_Your instructions_
The records below must be returned in full and unaltered.

......

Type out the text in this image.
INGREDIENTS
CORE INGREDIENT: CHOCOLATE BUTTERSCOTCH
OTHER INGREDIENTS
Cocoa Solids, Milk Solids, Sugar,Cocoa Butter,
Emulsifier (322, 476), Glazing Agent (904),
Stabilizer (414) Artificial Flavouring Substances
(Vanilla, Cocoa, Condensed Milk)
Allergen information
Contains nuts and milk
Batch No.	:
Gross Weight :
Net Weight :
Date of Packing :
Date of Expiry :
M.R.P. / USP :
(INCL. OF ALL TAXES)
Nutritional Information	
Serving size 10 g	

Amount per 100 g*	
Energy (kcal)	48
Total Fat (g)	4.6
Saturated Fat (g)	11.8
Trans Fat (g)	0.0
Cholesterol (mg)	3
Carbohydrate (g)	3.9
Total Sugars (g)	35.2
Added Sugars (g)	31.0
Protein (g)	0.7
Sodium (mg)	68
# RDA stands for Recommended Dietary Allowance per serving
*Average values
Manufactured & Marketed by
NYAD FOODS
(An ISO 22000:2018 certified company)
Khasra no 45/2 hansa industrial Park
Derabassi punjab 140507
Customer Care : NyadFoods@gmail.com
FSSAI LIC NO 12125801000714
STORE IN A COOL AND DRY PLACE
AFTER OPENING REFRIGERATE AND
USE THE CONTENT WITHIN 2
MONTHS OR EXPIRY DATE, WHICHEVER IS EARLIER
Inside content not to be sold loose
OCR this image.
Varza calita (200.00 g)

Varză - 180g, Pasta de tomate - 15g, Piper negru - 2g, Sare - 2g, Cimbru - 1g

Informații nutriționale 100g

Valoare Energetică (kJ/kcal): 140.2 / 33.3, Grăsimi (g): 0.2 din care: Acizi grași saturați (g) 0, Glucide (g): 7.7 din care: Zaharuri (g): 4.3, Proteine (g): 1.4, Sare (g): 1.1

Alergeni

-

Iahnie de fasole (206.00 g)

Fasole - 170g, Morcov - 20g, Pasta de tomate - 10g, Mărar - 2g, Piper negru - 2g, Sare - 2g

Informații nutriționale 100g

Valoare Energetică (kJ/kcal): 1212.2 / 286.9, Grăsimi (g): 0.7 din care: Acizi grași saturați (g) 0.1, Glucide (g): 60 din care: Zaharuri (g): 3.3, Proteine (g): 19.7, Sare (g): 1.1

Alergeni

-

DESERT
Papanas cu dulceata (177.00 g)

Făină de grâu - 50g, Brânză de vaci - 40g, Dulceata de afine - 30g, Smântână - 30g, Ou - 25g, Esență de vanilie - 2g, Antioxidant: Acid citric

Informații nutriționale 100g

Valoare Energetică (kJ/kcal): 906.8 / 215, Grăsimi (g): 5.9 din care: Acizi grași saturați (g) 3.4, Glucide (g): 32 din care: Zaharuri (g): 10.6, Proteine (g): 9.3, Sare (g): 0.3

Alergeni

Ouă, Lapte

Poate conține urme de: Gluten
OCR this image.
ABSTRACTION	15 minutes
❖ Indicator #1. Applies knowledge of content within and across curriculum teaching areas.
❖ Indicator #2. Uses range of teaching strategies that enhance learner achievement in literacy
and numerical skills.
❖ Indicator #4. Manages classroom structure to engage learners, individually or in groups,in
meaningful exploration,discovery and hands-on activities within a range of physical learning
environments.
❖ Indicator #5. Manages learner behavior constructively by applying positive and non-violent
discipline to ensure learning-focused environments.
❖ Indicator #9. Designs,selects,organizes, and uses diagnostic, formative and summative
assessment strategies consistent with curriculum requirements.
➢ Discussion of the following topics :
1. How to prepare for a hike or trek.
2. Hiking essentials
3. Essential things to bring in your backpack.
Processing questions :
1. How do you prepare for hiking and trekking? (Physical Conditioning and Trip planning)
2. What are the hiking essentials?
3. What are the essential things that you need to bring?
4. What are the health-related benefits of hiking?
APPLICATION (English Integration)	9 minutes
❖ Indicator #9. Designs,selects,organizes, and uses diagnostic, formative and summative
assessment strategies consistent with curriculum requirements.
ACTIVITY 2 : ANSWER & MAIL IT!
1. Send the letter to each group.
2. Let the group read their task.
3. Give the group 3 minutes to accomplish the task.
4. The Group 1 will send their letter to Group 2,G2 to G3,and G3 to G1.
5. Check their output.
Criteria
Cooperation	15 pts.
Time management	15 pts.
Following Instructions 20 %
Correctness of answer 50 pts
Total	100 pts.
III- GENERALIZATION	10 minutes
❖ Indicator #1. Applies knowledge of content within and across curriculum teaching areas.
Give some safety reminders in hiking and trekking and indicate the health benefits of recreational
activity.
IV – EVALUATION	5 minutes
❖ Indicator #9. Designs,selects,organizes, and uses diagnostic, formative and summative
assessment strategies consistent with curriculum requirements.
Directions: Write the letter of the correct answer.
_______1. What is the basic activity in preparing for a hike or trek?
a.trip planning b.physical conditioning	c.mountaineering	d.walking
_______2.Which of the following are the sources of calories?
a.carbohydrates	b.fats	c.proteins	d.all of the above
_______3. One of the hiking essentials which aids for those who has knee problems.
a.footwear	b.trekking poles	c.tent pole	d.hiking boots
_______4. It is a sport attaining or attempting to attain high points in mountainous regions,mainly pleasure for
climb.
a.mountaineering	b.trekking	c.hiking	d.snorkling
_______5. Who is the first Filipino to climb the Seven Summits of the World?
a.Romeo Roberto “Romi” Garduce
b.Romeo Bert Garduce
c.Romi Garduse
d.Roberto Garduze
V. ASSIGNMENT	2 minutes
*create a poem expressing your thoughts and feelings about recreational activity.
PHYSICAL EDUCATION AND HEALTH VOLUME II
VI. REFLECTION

......

_Result below_
Type out the text in this image.
INGREDIENTS
CORE INGREDIENT: CHOCOLATE BUTTERSCOTCH
OTHER INGREDIENTS
Cocoa Solids, Milk Solids, Sugar,Cocoa Butter,
Emulsifier (322, 476), Glazing Agent (904),
Stabilizer (414) Artificial Flavouring Substances
(Vanilla, Cocoa, Condensed Milk)
Allergen information
Contains nuts and milk
Batch No.	:
Gross Weight :
Net Weight :
Date of Packing :
Date of Expiry :
M.R.P. / USP :
(INCL. OF ALL TAXES)
Nutritional Information	
Serving size 10 g	

Amount per 100 g*	
Energy (kcal)	48
Total Fat (g)	4.6
Saturated Fat (g)	11.8
Trans Fat (g)	0.0
Cholesterol (mg)	3
Carbohydrate (g)	3.9
Total Sugars (g)	35.2
Added Sugars (g)	31.0
Protein (g)	0.7
Sodium (mg)	68
# RDA stands for Recommended Dietary Allowance per serving
*Average values
Manufactured & Marketed by
NYAD FOODS
(An ISO 22000:2018 certified company)
Khasra no 45/2 hansa industrial Park
Derabassi punjab 140507
Customer Care : NyadFoods@gmail.com
FSSAI LIC NO 12125801000714
STORE IN A COOL AND DRY PLACE
AFTER OPENING REFRIGERATE AND
USE THE CONTENT WITHIN 2
MONTHS OR EXPIRY DATE, WHICHEVER IS EARLIER
Inside content not to be sold loose
OCR this image.
Varza calita (200.00 g)

Varză - 180g, Pasta de tomate - 15g, Piper negru - 2g, Sare - 2g, Cimbru - 1g

Informații nutriționale 100g

Valoare Energetică (kJ/kcal): 140.2 / 33.3, Grăsimi (g): 0.2 din care: Acizi grași saturați (g) 0, Glucide (g): 7.7 din care: Zaharuri (g): 4.3, Proteine (g): 1.4, Sare (g): 1.1

Alergeni

-

Iahnie de fasole (206.00 g)

Fasole - 170g, Morcov - 20g, Pasta de tomate - 10g, Mărar - 2g, Piper negru - 2g, Sare - 2g

Informații nutriționale 100g

Valoare Energetică (kJ/kcal): 1212.2 / 286.9, Grăsimi (g): 0.7 din care: Acizi grași saturați (g) 0.1, Glucide (g): 60 din care: Zaharuri (g): 3.3, Proteine (g): 19.7, Sare (g): 1.1

Alergeni

-

DESERT
Papanas cu dulceata (177.00 g)

Făină de grâu - 50g, Brânză de vaci - 40g, Dulceata de afine - 30g, Smântână - 30g, Ou - 25g, Esență de vanilie - 2g, Antioxidant: Acid citric

Informații nutriționale 100g

Valoare Energetică (kJ/kcal): 906.8 / 215, Grăsimi (g): 5.9 din care: Acizi grași saturați (g) 3.4, Glucide (g): 32 din care: Zaharuri (g): 10.6, Proteine (g): 9.3, Sare (g): 0.3

Alergeni

Ouă, Lapte

Poate conține urme de: Gluten
OCR this image.
ABSTRACTION	15 minutes
❖ Indicator #1. Applies knowledge of content within and across curriculum teaching areas.
❖ Indicator #2. Uses range of teaching strategies that enhance learner achievement in literacy
and numerical skills.
❖ Indicator #4. Manages classroom structure to engage learners, individually or in groups,in
meaningful exploration,discovery and hands-on activities within a range of physical learning
environments.
❖ Indicator #5. Manages learner behavior constructively by applying positive and non-violent
discipline to ensure learning-focused environments.
❖ Indicator #9. Designs,selects,organizes, and uses diagnostic, formative and summative
assessment strategies consistent with curriculum requirements.
➢ Discussion of the following topics :
1. How to prepare for a hike or trek.
2. Hiking essentials
3. Essential things to bring in your backpack.
Processing questions :
1. How do you prepare for hiking and trekking? (Physical Conditioning and Trip planning)
2. What are the hiking essentials?
3. What are the essential things that you need to bring?
4. What are the health-related benefits of hiking?
APPLICATION (English Integration)	9 minutes
❖ Indicator #9. Designs,selects,organizes, and uses diagnostic, formative and summative
assessment strategies consistent with curriculum requirements.
ACTIVITY 2 : ANSWER & MAIL IT!
1. Send the letter to each group.
2. Let the group read their task.
3. Give the group 3 minutes to accomplish the task.
4. The Group 1 will send their letter to Group 2,G2 to G3,and G3 to G1.
5. Check their output.
Criteria
Cooperation	15 pts.
Time management	15 pts.
Following Instructions 20 %
Correctness of answer 50 pts
Total	100 pts.
III- GENERALIZATION	10 minutes
❖ Indicator #1. Applies knowledge of content within and across curriculum teaching areas.
Give some safety reminders in hiking and trekking and indicate the health benefits of recreational
activity.
IV – EVALUATION	5 minutes
❖ Indicator #9. Designs,selects,organizes, and uses diagnostic, formative and summative
assessment strategies consistent with curriculum requirements.
Directions: Write the letter of the correct answer.
_______1. What is the basic activity in preparing for a hike or trek?
a.trip planning b.physical conditioning	c.mountaineering	d.walking
_______2.Which of the following are the sources of calories?
a.carbohydrates	b.fats	c.proteins	d.all of the above
_______3. One of the hiking essentials which aids for those who has knee problems.
a.footwear	b.trekking poles	c.tent pole	d.hiking boots
_______4. It is a sport attaining or attempting to attain high points in mountainous regions,mainly pleasure for
climb.
a.mountaineering	b.trekking	c.hiking	d.snorkling
_______5. Who is the first Filipino to climb the Seven Summits of the World?
a.Romeo Roberto “Romi” Garduce
b.Romeo Bert Garduce
c.Romi Garduse
d.Roberto Garduze
V. ASSIGNMENT	2 minutes
*create a poem expressing your thoughts and feelings about recreational activity.
PHYSICAL EDUCATION AND HEALTH VOLUME II
VI. REFLECTION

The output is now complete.